— START —

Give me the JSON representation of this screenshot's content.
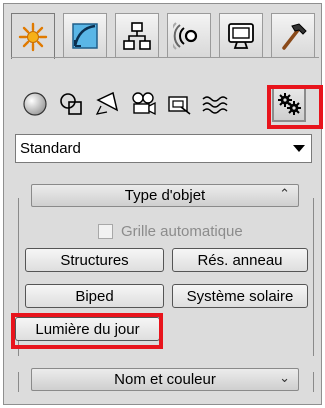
{
  "tabs": [
    {
      "name": "create-tab",
      "icon": "sun-star-icon",
      "active": true
    },
    {
      "name": "modify-tab",
      "icon": "modify-curve-icon",
      "active": false
    },
    {
      "name": "hierarchy-tab",
      "icon": "hierarchy-icon",
      "active": false
    },
    {
      "name": "motion-tab",
      "icon": "motion-rings-icon",
      "active": false
    },
    {
      "name": "display-tab",
      "icon": "display-monitor-icon",
      "active": false
    },
    {
      "name": "utilities-tab",
      "icon": "hammer-icon",
      "active": false
    }
  ],
  "categories": [
    {
      "name": "geometry-icon"
    },
    {
      "name": "shapes-icon"
    },
    {
      "name": "lights-icon"
    },
    {
      "name": "cameras-icon"
    },
    {
      "name": "helpers-icon"
    },
    {
      "name": "space-warps-icon"
    },
    {
      "name": "systems-icon",
      "selected": true
    }
  ],
  "dropdown": {
    "value": "Standard"
  },
  "object_type": {
    "title": "Type d'objet",
    "autogrid_label": "Grille automatique",
    "buttons": {
      "structures": "Structures",
      "ring_array": "Rés. anneau",
      "biped": "Biped",
      "sunlight": "Système solaire",
      "daylight": "Lumière du jour"
    }
  },
  "name_color": {
    "title": "Nom et couleur"
  },
  "colors": {
    "highlight": "#e8141c",
    "panel": "#dcdcdc"
  }
}
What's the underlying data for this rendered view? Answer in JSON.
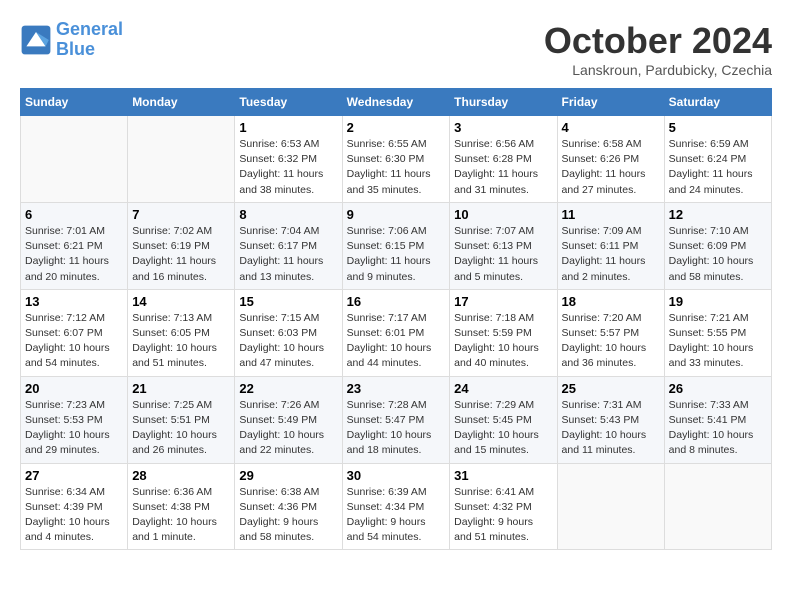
{
  "logo": {
    "line1": "General",
    "line2": "Blue"
  },
  "title": "October 2024",
  "location": "Lanskroun, Pardubicky, Czechia",
  "header": {
    "days": [
      "Sunday",
      "Monday",
      "Tuesday",
      "Wednesday",
      "Thursday",
      "Friday",
      "Saturday"
    ]
  },
  "weeks": [
    [
      {
        "day": "",
        "info": ""
      },
      {
        "day": "",
        "info": ""
      },
      {
        "day": "1",
        "info": "Sunrise: 6:53 AM\nSunset: 6:32 PM\nDaylight: 11 hours and 38 minutes."
      },
      {
        "day": "2",
        "info": "Sunrise: 6:55 AM\nSunset: 6:30 PM\nDaylight: 11 hours and 35 minutes."
      },
      {
        "day": "3",
        "info": "Sunrise: 6:56 AM\nSunset: 6:28 PM\nDaylight: 11 hours and 31 minutes."
      },
      {
        "day": "4",
        "info": "Sunrise: 6:58 AM\nSunset: 6:26 PM\nDaylight: 11 hours and 27 minutes."
      },
      {
        "day": "5",
        "info": "Sunrise: 6:59 AM\nSunset: 6:24 PM\nDaylight: 11 hours and 24 minutes."
      }
    ],
    [
      {
        "day": "6",
        "info": "Sunrise: 7:01 AM\nSunset: 6:21 PM\nDaylight: 11 hours and 20 minutes."
      },
      {
        "day": "7",
        "info": "Sunrise: 7:02 AM\nSunset: 6:19 PM\nDaylight: 11 hours and 16 minutes."
      },
      {
        "day": "8",
        "info": "Sunrise: 7:04 AM\nSunset: 6:17 PM\nDaylight: 11 hours and 13 minutes."
      },
      {
        "day": "9",
        "info": "Sunrise: 7:06 AM\nSunset: 6:15 PM\nDaylight: 11 hours and 9 minutes."
      },
      {
        "day": "10",
        "info": "Sunrise: 7:07 AM\nSunset: 6:13 PM\nDaylight: 11 hours and 5 minutes."
      },
      {
        "day": "11",
        "info": "Sunrise: 7:09 AM\nSunset: 6:11 PM\nDaylight: 11 hours and 2 minutes."
      },
      {
        "day": "12",
        "info": "Sunrise: 7:10 AM\nSunset: 6:09 PM\nDaylight: 10 hours and 58 minutes."
      }
    ],
    [
      {
        "day": "13",
        "info": "Sunrise: 7:12 AM\nSunset: 6:07 PM\nDaylight: 10 hours and 54 minutes."
      },
      {
        "day": "14",
        "info": "Sunrise: 7:13 AM\nSunset: 6:05 PM\nDaylight: 10 hours and 51 minutes."
      },
      {
        "day": "15",
        "info": "Sunrise: 7:15 AM\nSunset: 6:03 PM\nDaylight: 10 hours and 47 minutes."
      },
      {
        "day": "16",
        "info": "Sunrise: 7:17 AM\nSunset: 6:01 PM\nDaylight: 10 hours and 44 minutes."
      },
      {
        "day": "17",
        "info": "Sunrise: 7:18 AM\nSunset: 5:59 PM\nDaylight: 10 hours and 40 minutes."
      },
      {
        "day": "18",
        "info": "Sunrise: 7:20 AM\nSunset: 5:57 PM\nDaylight: 10 hours and 36 minutes."
      },
      {
        "day": "19",
        "info": "Sunrise: 7:21 AM\nSunset: 5:55 PM\nDaylight: 10 hours and 33 minutes."
      }
    ],
    [
      {
        "day": "20",
        "info": "Sunrise: 7:23 AM\nSunset: 5:53 PM\nDaylight: 10 hours and 29 minutes."
      },
      {
        "day": "21",
        "info": "Sunrise: 7:25 AM\nSunset: 5:51 PM\nDaylight: 10 hours and 26 minutes."
      },
      {
        "day": "22",
        "info": "Sunrise: 7:26 AM\nSunset: 5:49 PM\nDaylight: 10 hours and 22 minutes."
      },
      {
        "day": "23",
        "info": "Sunrise: 7:28 AM\nSunset: 5:47 PM\nDaylight: 10 hours and 18 minutes."
      },
      {
        "day": "24",
        "info": "Sunrise: 7:29 AM\nSunset: 5:45 PM\nDaylight: 10 hours and 15 minutes."
      },
      {
        "day": "25",
        "info": "Sunrise: 7:31 AM\nSunset: 5:43 PM\nDaylight: 10 hours and 11 minutes."
      },
      {
        "day": "26",
        "info": "Sunrise: 7:33 AM\nSunset: 5:41 PM\nDaylight: 10 hours and 8 minutes."
      }
    ],
    [
      {
        "day": "27",
        "info": "Sunrise: 6:34 AM\nSunset: 4:39 PM\nDaylight: 10 hours and 4 minutes."
      },
      {
        "day": "28",
        "info": "Sunrise: 6:36 AM\nSunset: 4:38 PM\nDaylight: 10 hours and 1 minute."
      },
      {
        "day": "29",
        "info": "Sunrise: 6:38 AM\nSunset: 4:36 PM\nDaylight: 9 hours and 58 minutes."
      },
      {
        "day": "30",
        "info": "Sunrise: 6:39 AM\nSunset: 4:34 PM\nDaylight: 9 hours and 54 minutes."
      },
      {
        "day": "31",
        "info": "Sunrise: 6:41 AM\nSunset: 4:32 PM\nDaylight: 9 hours and 51 minutes."
      },
      {
        "day": "",
        "info": ""
      },
      {
        "day": "",
        "info": ""
      }
    ]
  ]
}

— END —

- _WHAT TO WORK ON_:
Reproduce the whole listing above word for word, but not its pictures.

- _OUTPUT BELOW_:
Give me the JSON representation of this screenshot's content.
{
  "tabs": [
    {
      "name": "create-tab",
      "icon": "sun-star-icon",
      "active": true
    },
    {
      "name": "modify-tab",
      "icon": "modify-curve-icon",
      "active": false
    },
    {
      "name": "hierarchy-tab",
      "icon": "hierarchy-icon",
      "active": false
    },
    {
      "name": "motion-tab",
      "icon": "motion-rings-icon",
      "active": false
    },
    {
      "name": "display-tab",
      "icon": "display-monitor-icon",
      "active": false
    },
    {
      "name": "utilities-tab",
      "icon": "hammer-icon",
      "active": false
    }
  ],
  "categories": [
    {
      "name": "geometry-icon"
    },
    {
      "name": "shapes-icon"
    },
    {
      "name": "lights-icon"
    },
    {
      "name": "cameras-icon"
    },
    {
      "name": "helpers-icon"
    },
    {
      "name": "space-warps-icon"
    },
    {
      "name": "systems-icon",
      "selected": true
    }
  ],
  "dropdown": {
    "value": "Standard"
  },
  "object_type": {
    "title": "Type d'objet",
    "autogrid_label": "Grille automatique",
    "buttons": {
      "structures": "Structures",
      "ring_array": "Rés. anneau",
      "biped": "Biped",
      "sunlight": "Système solaire",
      "daylight": "Lumière du jour"
    }
  },
  "name_color": {
    "title": "Nom et couleur"
  },
  "colors": {
    "highlight": "#e8141c",
    "panel": "#dcdcdc"
  }
}
What's the underlying data for this rendered view? Answer in JSON.
{
  "logo": {
    "line1": "General",
    "line2": "Blue"
  },
  "title": "October 2024",
  "location": "Lanskroun, Pardubicky, Czechia",
  "header": {
    "days": [
      "Sunday",
      "Monday",
      "Tuesday",
      "Wednesday",
      "Thursday",
      "Friday",
      "Saturday"
    ]
  },
  "weeks": [
    [
      {
        "day": "",
        "info": ""
      },
      {
        "day": "",
        "info": ""
      },
      {
        "day": "1",
        "info": "Sunrise: 6:53 AM\nSunset: 6:32 PM\nDaylight: 11 hours and 38 minutes."
      },
      {
        "day": "2",
        "info": "Sunrise: 6:55 AM\nSunset: 6:30 PM\nDaylight: 11 hours and 35 minutes."
      },
      {
        "day": "3",
        "info": "Sunrise: 6:56 AM\nSunset: 6:28 PM\nDaylight: 11 hours and 31 minutes."
      },
      {
        "day": "4",
        "info": "Sunrise: 6:58 AM\nSunset: 6:26 PM\nDaylight: 11 hours and 27 minutes."
      },
      {
        "day": "5",
        "info": "Sunrise: 6:59 AM\nSunset: 6:24 PM\nDaylight: 11 hours and 24 minutes."
      }
    ],
    [
      {
        "day": "6",
        "info": "Sunrise: 7:01 AM\nSunset: 6:21 PM\nDaylight: 11 hours and 20 minutes."
      },
      {
        "day": "7",
        "info": "Sunrise: 7:02 AM\nSunset: 6:19 PM\nDaylight: 11 hours and 16 minutes."
      },
      {
        "day": "8",
        "info": "Sunrise: 7:04 AM\nSunset: 6:17 PM\nDaylight: 11 hours and 13 minutes."
      },
      {
        "day": "9",
        "info": "Sunrise: 7:06 AM\nSunset: 6:15 PM\nDaylight: 11 hours and 9 minutes."
      },
      {
        "day": "10",
        "info": "Sunrise: 7:07 AM\nSunset: 6:13 PM\nDaylight: 11 hours and 5 minutes."
      },
      {
        "day": "11",
        "info": "Sunrise: 7:09 AM\nSunset: 6:11 PM\nDaylight: 11 hours and 2 minutes."
      },
      {
        "day": "12",
        "info": "Sunrise: 7:10 AM\nSunset: 6:09 PM\nDaylight: 10 hours and 58 minutes."
      }
    ],
    [
      {
        "day": "13",
        "info": "Sunrise: 7:12 AM\nSunset: 6:07 PM\nDaylight: 10 hours and 54 minutes."
      },
      {
        "day": "14",
        "info": "Sunrise: 7:13 AM\nSunset: 6:05 PM\nDaylight: 10 hours and 51 minutes."
      },
      {
        "day": "15",
        "info": "Sunrise: 7:15 AM\nSunset: 6:03 PM\nDaylight: 10 hours and 47 minutes."
      },
      {
        "day": "16",
        "info": "Sunrise: 7:17 AM\nSunset: 6:01 PM\nDaylight: 10 hours and 44 minutes."
      },
      {
        "day": "17",
        "info": "Sunrise: 7:18 AM\nSunset: 5:59 PM\nDaylight: 10 hours and 40 minutes."
      },
      {
        "day": "18",
        "info": "Sunrise: 7:20 AM\nSunset: 5:57 PM\nDaylight: 10 hours and 36 minutes."
      },
      {
        "day": "19",
        "info": "Sunrise: 7:21 AM\nSunset: 5:55 PM\nDaylight: 10 hours and 33 minutes."
      }
    ],
    [
      {
        "day": "20",
        "info": "Sunrise: 7:23 AM\nSunset: 5:53 PM\nDaylight: 10 hours and 29 minutes."
      },
      {
        "day": "21",
        "info": "Sunrise: 7:25 AM\nSunset: 5:51 PM\nDaylight: 10 hours and 26 minutes."
      },
      {
        "day": "22",
        "info": "Sunrise: 7:26 AM\nSunset: 5:49 PM\nDaylight: 10 hours and 22 minutes."
      },
      {
        "day": "23",
        "info": "Sunrise: 7:28 AM\nSunset: 5:47 PM\nDaylight: 10 hours and 18 minutes."
      },
      {
        "day": "24",
        "info": "Sunrise: 7:29 AM\nSunset: 5:45 PM\nDaylight: 10 hours and 15 minutes."
      },
      {
        "day": "25",
        "info": "Sunrise: 7:31 AM\nSunset: 5:43 PM\nDaylight: 10 hours and 11 minutes."
      },
      {
        "day": "26",
        "info": "Sunrise: 7:33 AM\nSunset: 5:41 PM\nDaylight: 10 hours and 8 minutes."
      }
    ],
    [
      {
        "day": "27",
        "info": "Sunrise: 6:34 AM\nSunset: 4:39 PM\nDaylight: 10 hours and 4 minutes."
      },
      {
        "day": "28",
        "info": "Sunrise: 6:36 AM\nSunset: 4:38 PM\nDaylight: 10 hours and 1 minute."
      },
      {
        "day": "29",
        "info": "Sunrise: 6:38 AM\nSunset: 4:36 PM\nDaylight: 9 hours and 58 minutes."
      },
      {
        "day": "30",
        "info": "Sunrise: 6:39 AM\nSunset: 4:34 PM\nDaylight: 9 hours and 54 minutes."
      },
      {
        "day": "31",
        "info": "Sunrise: 6:41 AM\nSunset: 4:32 PM\nDaylight: 9 hours and 51 minutes."
      },
      {
        "day": "",
        "info": ""
      },
      {
        "day": "",
        "info": ""
      }
    ]
  ]
}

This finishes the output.